- Short exercise -
Please render the part of the entries that opens with the line containing "y-tick-label: Community welfare" and closes with the line containing "x-tick-label: 0 bbox=[289, 510, 298, 527]" as a Markdown table with the columns Row and Line, numbering each line and omitting blank lines.

___ Input data ___

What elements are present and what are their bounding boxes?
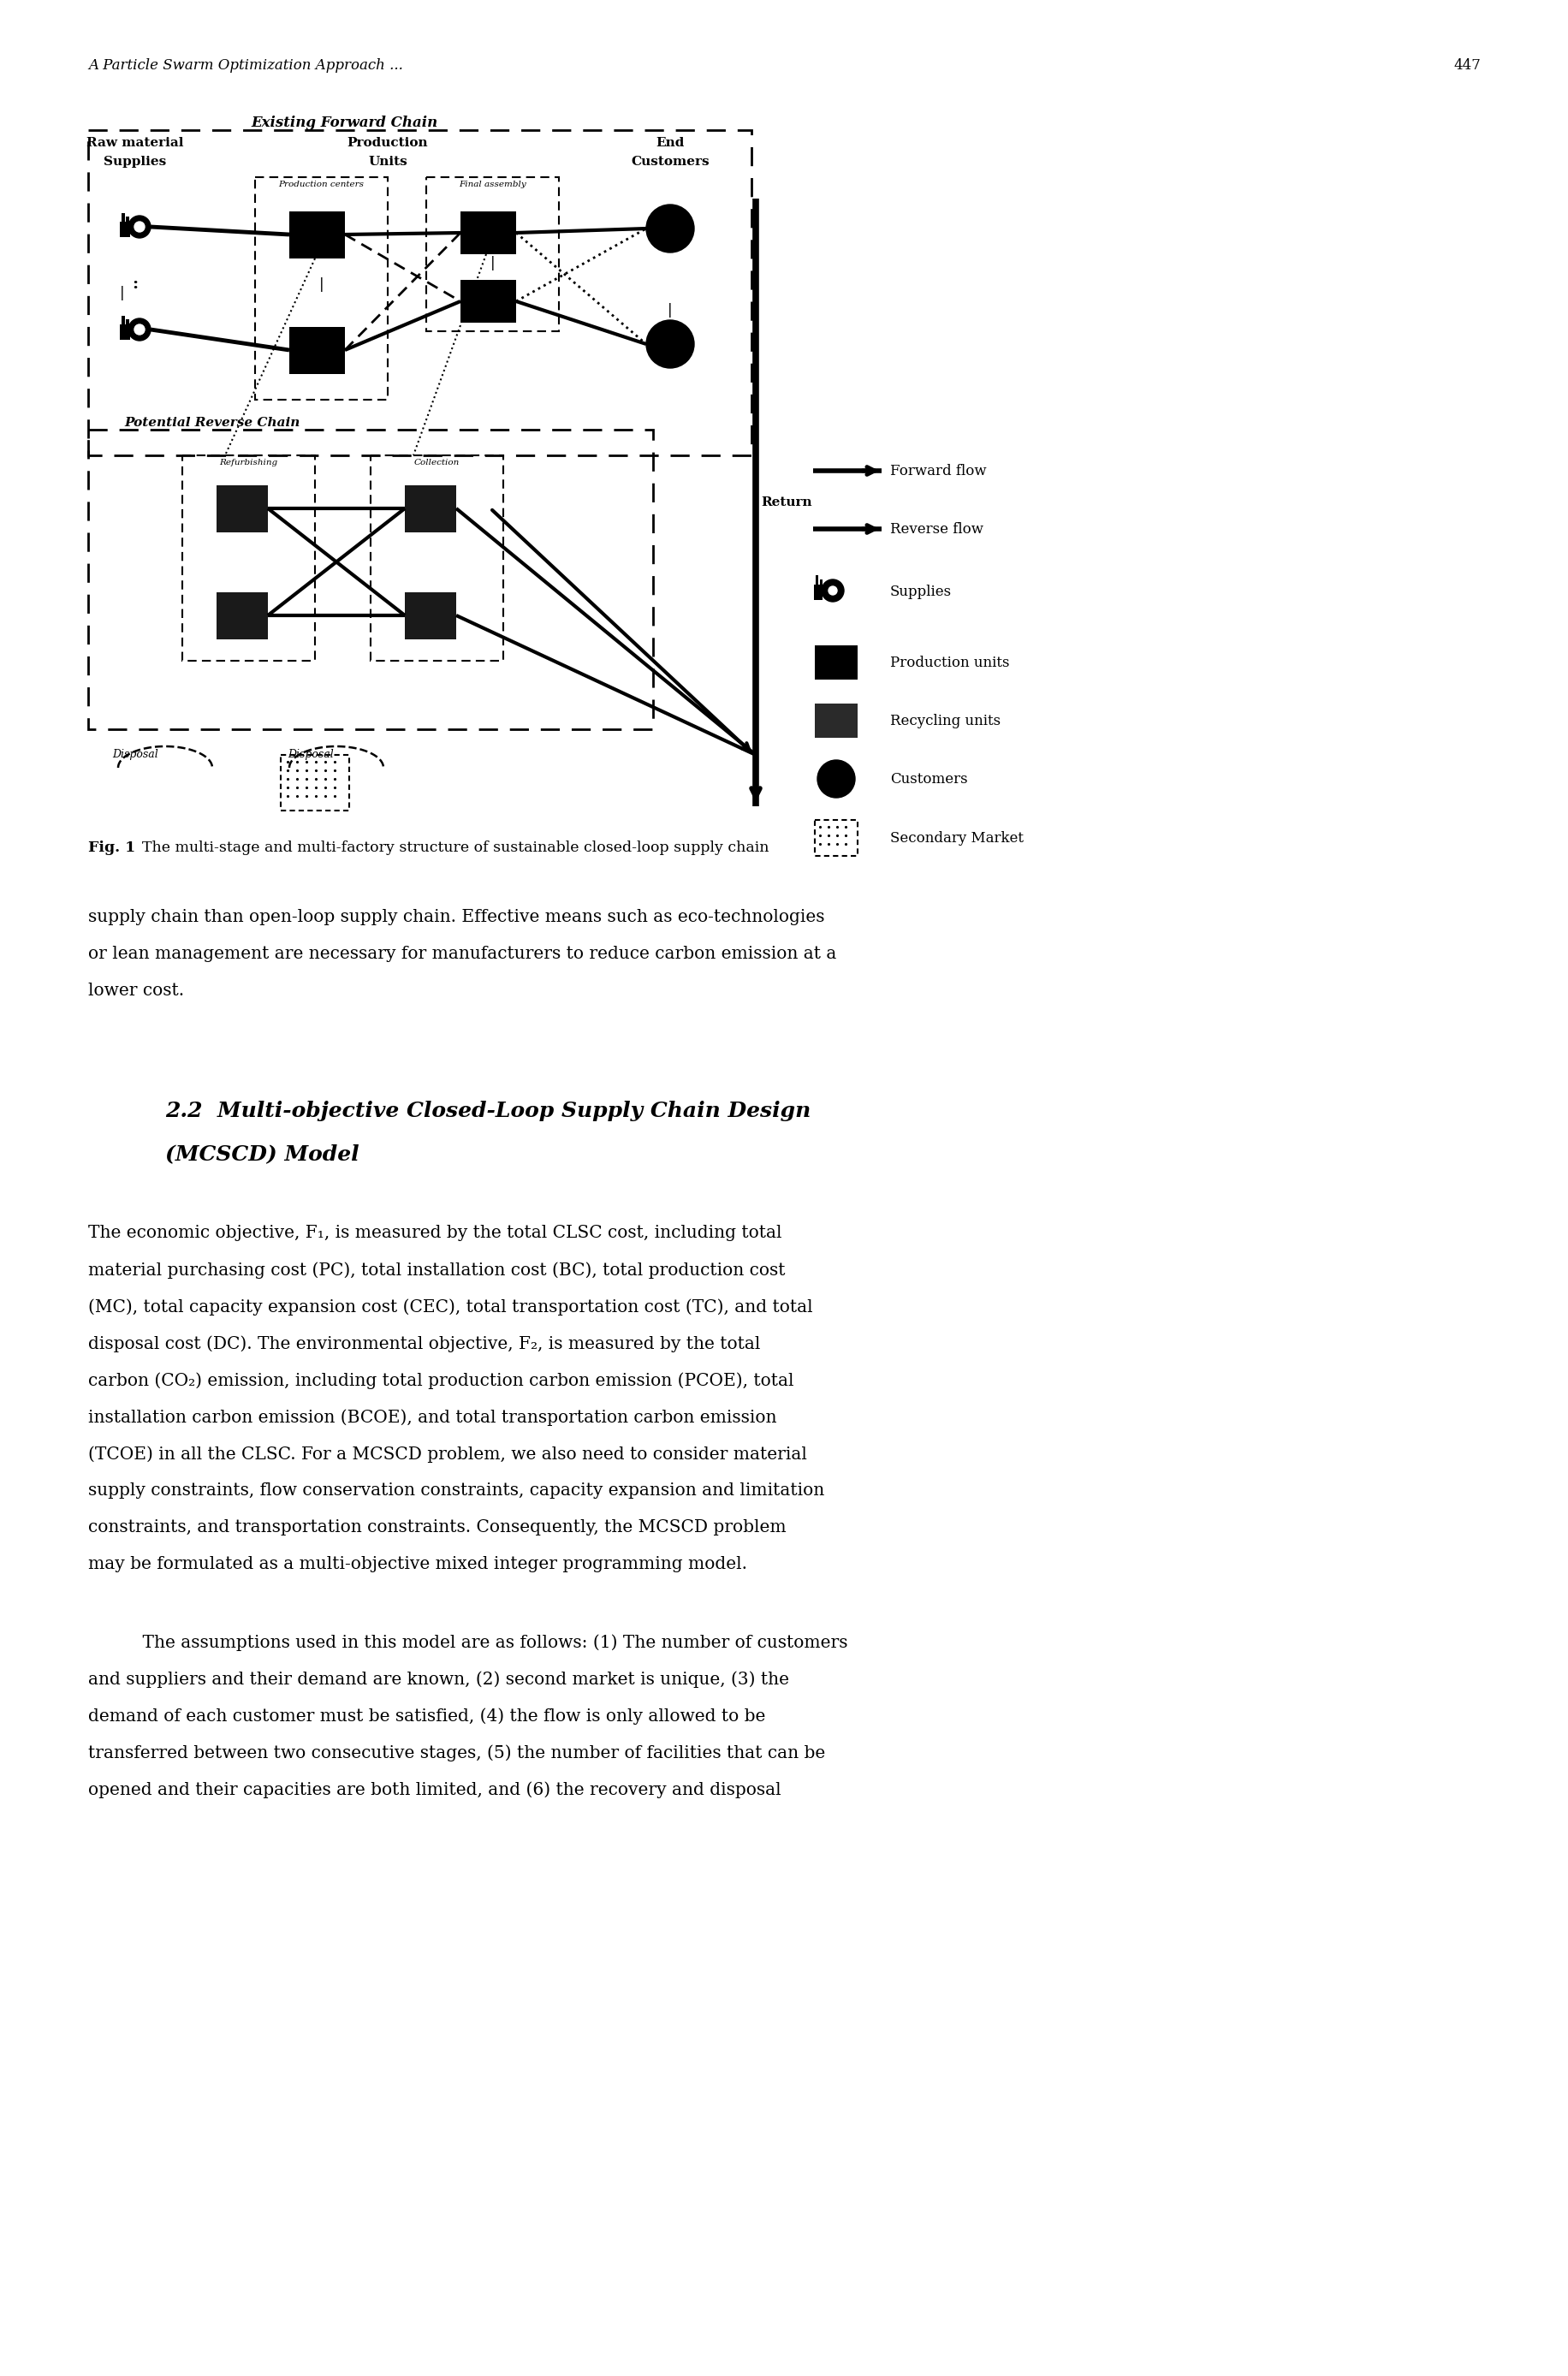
Text: |: | <box>489 257 495 271</box>
Bar <box>461 211 516 254</box>
Text: constraints, and transportation constraints. Consequently, the MCSCD problem: constraints, and transportation constrai… <box>88 1518 786 1535</box>
Text: opened and their capacities are both limited, and (6) the recovery and disposal: opened and their capacities are both lim… <box>88 1782 781 1799</box>
Text: |: | <box>318 278 323 292</box>
Text: (TCOE) in all the CLSC. For a MCSCD problem, we also need to consider material: (TCOE) in all the CLSC. For a MCSCD prob… <box>88 1445 806 1464</box>
Text: Potential Reverse Chain: Potential Reverse Chain <box>124 416 299 428</box>
Text: (MC), total capacity expansion cost (CEC), total transportation cost (TC), and t: (MC), total capacity expansion cost (CEC… <box>88 1297 812 1316</box>
Text: supply constraints, flow conservation constraints, capacity expansion and limita: supply constraints, flow conservation co… <box>88 1483 825 1499</box>
Bar <box>121 214 125 223</box>
Text: 447: 447 <box>1452 57 1480 74</box>
Text: supply chain than open-loop supply chain. Effective means such as eco-technologi: supply chain than open-loop supply chain… <box>88 910 825 924</box>
Bar <box>461 280 516 323</box>
Circle shape <box>822 580 844 601</box>
Bar <box>256 178 387 399</box>
Bar <box>88 430 652 729</box>
Text: Fig. 1: Fig. 1 <box>88 841 135 855</box>
Text: Customers: Customers <box>630 157 709 169</box>
Circle shape <box>129 216 151 238</box>
Text: Collection: Collection <box>414 459 459 466</box>
Circle shape <box>135 221 144 233</box>
Text: Forward flow: Forward flow <box>889 463 986 478</box>
Bar <box>281 756 350 810</box>
Circle shape <box>129 318 151 340</box>
Text: Production units: Production units <box>889 656 1008 670</box>
Text: transferred between two consecutive stages, (5) the number of facilities that ca: transferred between two consecutive stag… <box>88 1744 825 1761</box>
Bar <box>405 592 456 639</box>
Text: disposal cost (DC). The environmental objective, F₂, is measured by the total: disposal cost (DC). The environmental ob… <box>88 1335 760 1352</box>
Bar <box>370 456 503 661</box>
Text: Units: Units <box>368 157 408 169</box>
Text: Disposal: Disposal <box>113 748 158 760</box>
Bar <box>814 584 822 601</box>
Bar <box>814 703 858 739</box>
Text: End: End <box>655 138 684 150</box>
Text: may be formulated as a multi-objective mixed integer programming model.: may be formulated as a multi-objective m… <box>88 1556 746 1573</box>
Text: and suppliers and their demand are known, (2) second market is unique, (3) the: and suppliers and their demand are known… <box>88 1670 789 1687</box>
Text: Production: Production <box>347 138 428 150</box>
Circle shape <box>817 760 855 798</box>
Bar <box>121 316 125 326</box>
Circle shape <box>646 321 693 368</box>
Text: A Particle Swarm Optimization Approach ...: A Particle Swarm Optimization Approach .… <box>88 57 403 74</box>
Bar <box>182 456 315 661</box>
Bar <box>119 326 130 340</box>
Bar <box>426 178 558 330</box>
Text: The multi-stage and multi-factory structure of sustainable closed-loop supply ch: The multi-stage and multi-factory struct… <box>133 841 768 855</box>
Text: Supplies: Supplies <box>103 157 166 169</box>
Text: material purchasing cost (PC), total installation cost (BC), total production co: material purchasing cost (PC), total ins… <box>88 1262 786 1278</box>
Circle shape <box>646 204 693 252</box>
Text: 2.2  Multi-objective Closed-Loop Supply Chain Design: 2.2 Multi-objective Closed-Loop Supply C… <box>165 1100 811 1121</box>
Text: The economic objective, F₁, is measured by the total CLSC cost, including total: The economic objective, F₁, is measured … <box>88 1224 781 1240</box>
Text: Reverse flow: Reverse flow <box>889 523 983 537</box>
Text: demand of each customer must be satisfied, (4) the flow is only allowed to be: demand of each customer must be satisfie… <box>88 1708 765 1725</box>
Text: |: | <box>668 302 673 316</box>
Text: (MCSCD) Model: (MCSCD) Model <box>165 1143 359 1164</box>
Text: Refurbishing: Refurbishing <box>220 459 278 466</box>
Text: Final assembly: Final assembly <box>458 181 525 188</box>
Text: Customers: Customers <box>889 772 967 786</box>
Text: Disposal: Disposal <box>287 748 334 760</box>
Bar <box>405 485 456 532</box>
Bar <box>289 211 345 259</box>
Text: :: : <box>132 276 138 292</box>
Text: Production centers: Production centers <box>279 181 364 188</box>
Bar <box>289 328 345 373</box>
Bar <box>814 820 858 855</box>
Bar <box>815 575 818 587</box>
Text: The assumptions used in this model are as follows: (1) The number of customers: The assumptions used in this model are a… <box>121 1635 847 1651</box>
Bar <box>216 592 268 639</box>
Circle shape <box>828 587 837 594</box>
Text: or lean management are necessary for manufacturers to reduce carbon emission at : or lean management are necessary for man… <box>88 946 836 962</box>
Text: Raw material: Raw material <box>86 138 183 150</box>
Text: Recycling units: Recycling units <box>889 713 1000 727</box>
Text: Supplies: Supplies <box>889 584 952 599</box>
Text: carbon (CO₂) emission, including total production carbon emission (PCOE), total: carbon (CO₂) emission, including total p… <box>88 1371 793 1390</box>
Circle shape <box>135 326 144 335</box>
Text: installation carbon emission (BCOE), and total transportation carbon emission: installation carbon emission (BCOE), and… <box>88 1409 776 1426</box>
Text: Existing Forward Chain: Existing Forward Chain <box>251 116 437 131</box>
Bar <box>820 580 822 587</box>
Text: Secondary Market: Secondary Market <box>889 832 1022 846</box>
Text: Return: Return <box>760 497 812 508</box>
Bar <box>88 131 751 456</box>
Bar <box>814 646 858 680</box>
Text: |: | <box>119 285 125 299</box>
Text: lower cost.: lower cost. <box>88 984 183 998</box>
Bar <box>125 318 129 326</box>
Bar <box>125 216 129 223</box>
Bar <box>216 485 268 532</box>
Bar <box>119 221 130 238</box>
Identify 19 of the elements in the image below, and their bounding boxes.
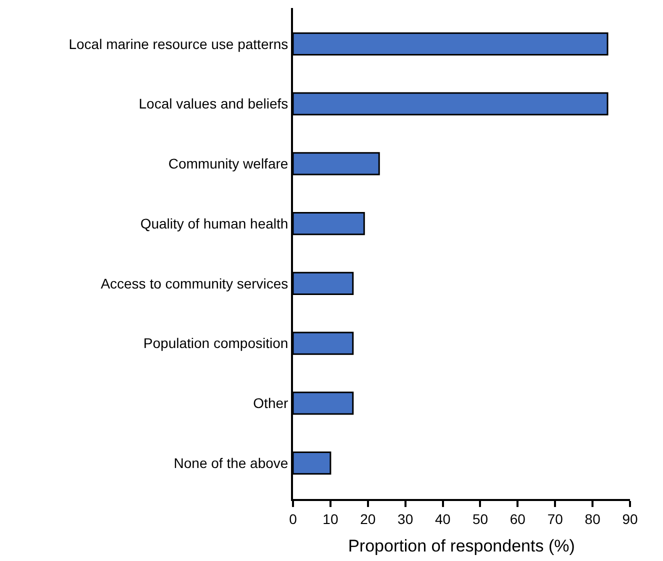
y-tick-label: Community welfare bbox=[168, 156, 288, 172]
y-tick-label: Other bbox=[253, 395, 289, 412]
x-tick-label: 60 bbox=[510, 510, 526, 527]
x-tick-label: 90 bbox=[622, 510, 638, 527]
y-tick-label: None of the above bbox=[174, 454, 288, 471]
x-tick-label: 70 bbox=[547, 510, 564, 527]
x-tick-label: 0 bbox=[289, 510, 298, 527]
x-tick-label: 30 bbox=[398, 510, 414, 527]
x-tick-label: 40 bbox=[434, 510, 451, 527]
x-tick-label: 80 bbox=[584, 510, 601, 527]
y-tick-label: Quality of human health bbox=[140, 215, 288, 232]
y-tick-label: Local marine resource use patterns bbox=[68, 36, 288, 52]
x-axis-title: Proportion of respondents (%) bbox=[348, 536, 575, 556]
x-tick-label: 10 bbox=[322, 510, 338, 527]
y-tick-label: Local values and beliefs bbox=[138, 96, 288, 112]
x-tick-label: 20 bbox=[360, 510, 376, 527]
y-tick-label: Access to community services bbox=[100, 275, 288, 292]
x-tick-label: 50 bbox=[472, 510, 488, 527]
y-tick-label: Population composition bbox=[143, 335, 288, 352]
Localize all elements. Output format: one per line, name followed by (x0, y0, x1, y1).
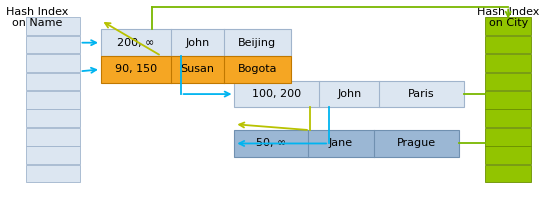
Text: Beijing: Beijing (238, 38, 276, 48)
FancyBboxPatch shape (235, 81, 464, 107)
FancyBboxPatch shape (486, 146, 531, 164)
Text: Susan: Susan (181, 64, 215, 74)
FancyBboxPatch shape (486, 73, 531, 90)
Text: John: John (337, 89, 361, 99)
Text: Paris: Paris (408, 89, 435, 99)
FancyBboxPatch shape (26, 73, 79, 90)
FancyBboxPatch shape (486, 17, 531, 35)
FancyBboxPatch shape (26, 146, 79, 164)
Text: 90, 150: 90, 150 (115, 64, 157, 74)
Text: Prague: Prague (397, 139, 436, 148)
FancyBboxPatch shape (26, 128, 79, 146)
Text: Bogota: Bogota (238, 64, 277, 74)
Text: 200, ∞: 200, ∞ (117, 38, 155, 48)
FancyBboxPatch shape (26, 91, 79, 109)
FancyBboxPatch shape (486, 165, 531, 182)
FancyBboxPatch shape (486, 91, 531, 109)
FancyBboxPatch shape (26, 165, 79, 182)
FancyBboxPatch shape (486, 54, 531, 72)
FancyBboxPatch shape (486, 128, 531, 146)
FancyBboxPatch shape (101, 56, 290, 83)
FancyBboxPatch shape (235, 130, 459, 157)
Text: Jane: Jane (329, 139, 353, 148)
FancyBboxPatch shape (486, 109, 531, 127)
Text: 100, 200: 100, 200 (253, 89, 301, 99)
Text: John: John (185, 38, 210, 48)
Text: 50, ∞: 50, ∞ (256, 139, 287, 148)
FancyBboxPatch shape (101, 29, 290, 56)
Text: Hash Index
on Name: Hash Index on Name (5, 7, 68, 28)
FancyBboxPatch shape (26, 54, 79, 72)
FancyBboxPatch shape (26, 17, 79, 35)
Text: Hash Index
on City: Hash Index on City (477, 7, 539, 28)
FancyBboxPatch shape (486, 36, 531, 53)
FancyBboxPatch shape (26, 109, 79, 127)
FancyBboxPatch shape (26, 36, 79, 53)
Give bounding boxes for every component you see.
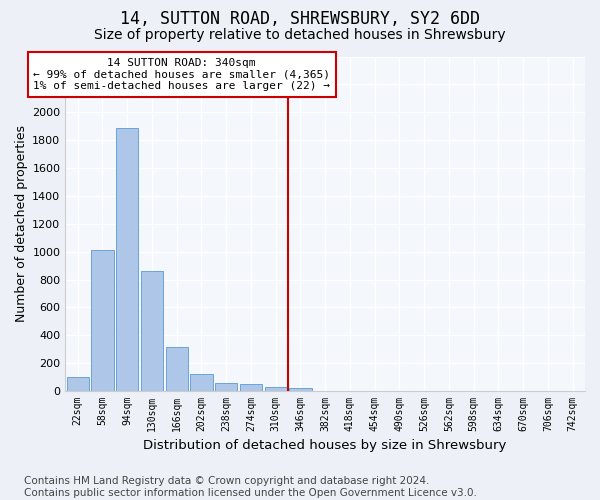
Bar: [141, 271, 163, 391]
Text: Contains HM Land Registry data © Crown copyright and database right 2024.
Contai: Contains HM Land Registry data © Crown c…: [24, 476, 477, 498]
Bar: [289, 388, 311, 391]
Bar: [166, 347, 188, 391]
Bar: [190, 374, 212, 391]
Y-axis label: Number of detached properties: Number of detached properties: [15, 126, 28, 322]
Bar: [116, 128, 138, 391]
Text: 14, SUTTON ROAD, SHREWSBURY, SY2 6DD: 14, SUTTON ROAD, SHREWSBURY, SY2 6DD: [120, 10, 480, 28]
Text: 14 SUTTON ROAD: 340sqm
← 99% of detached houses are smaller (4,365)
1% of semi-d: 14 SUTTON ROAD: 340sqm ← 99% of detached…: [33, 58, 330, 91]
Bar: [265, 387, 287, 391]
X-axis label: Distribution of detached houses by size in Shrewsbury: Distribution of detached houses by size …: [143, 440, 507, 452]
Bar: [67, 377, 89, 391]
Bar: [91, 250, 113, 391]
Text: Size of property relative to detached houses in Shrewsbury: Size of property relative to detached ho…: [94, 28, 506, 42]
Bar: [215, 383, 237, 391]
Bar: [240, 384, 262, 391]
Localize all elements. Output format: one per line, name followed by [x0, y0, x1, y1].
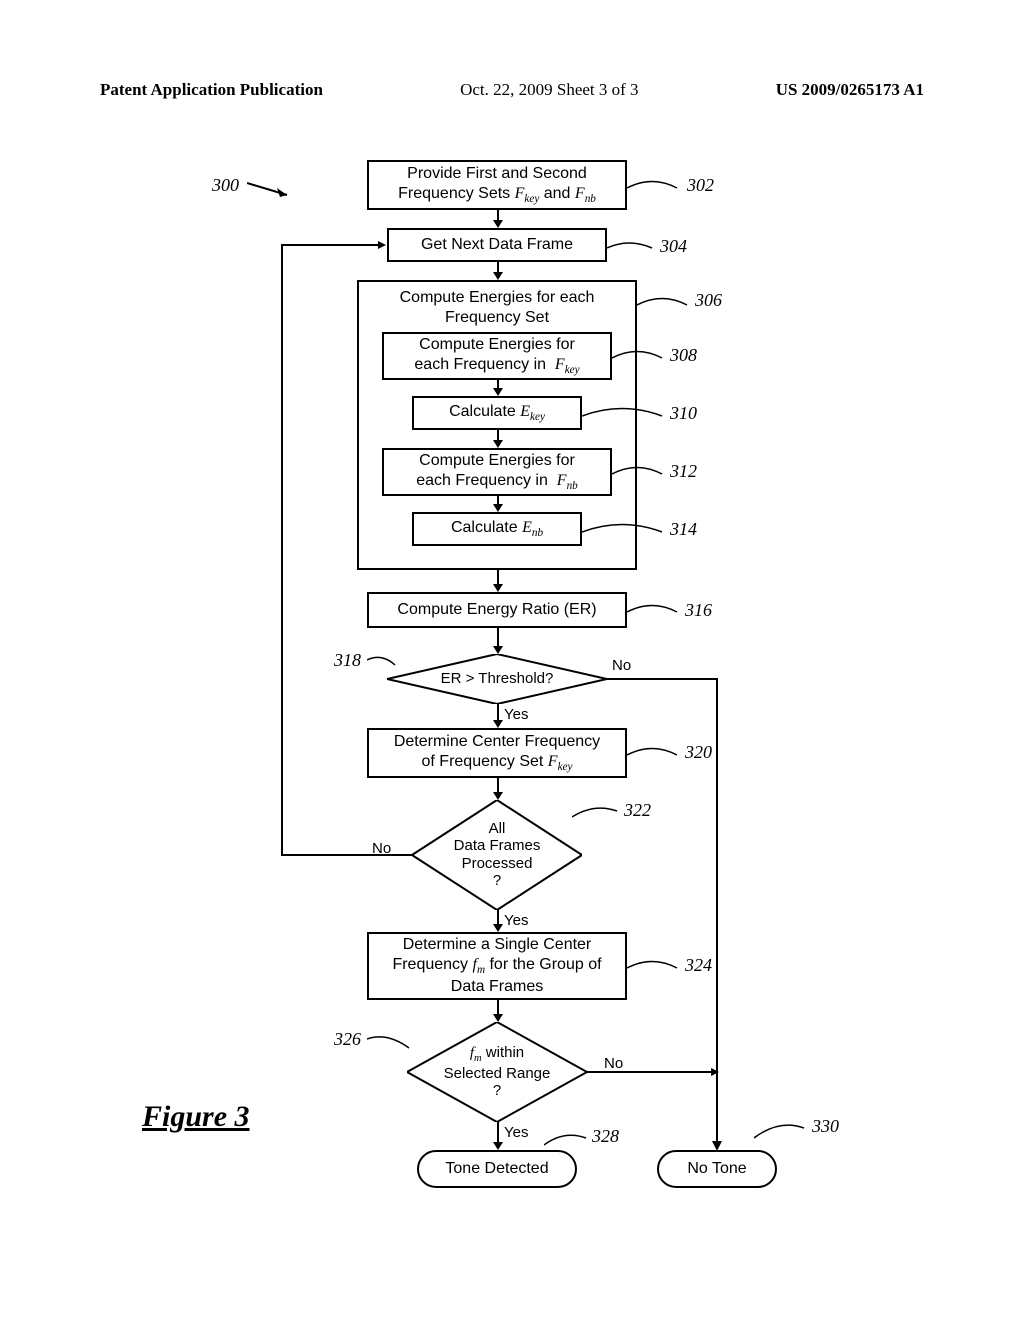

___

- Solution to the problem -
| Row | Line |
|---|---|
| 1 | y-tick-label: Community welfare bbox=[168, 156, 288, 172] |
| 2 | y-tick-label: Other bbox=[253, 395, 289, 412] |
| 3 | x-tick-label: 60 bbox=[510, 510, 526, 527] |
| 4 | x-tick-label: 90 bbox=[622, 510, 638, 527] |
| 5 | y-tick-label: None of the above bbox=[174, 454, 288, 471] |
| 6 | x-tick-label: 70 bbox=[547, 510, 564, 527] |
| 7 | x-tick-label: 0 bbox=[289, 510, 298, 527] |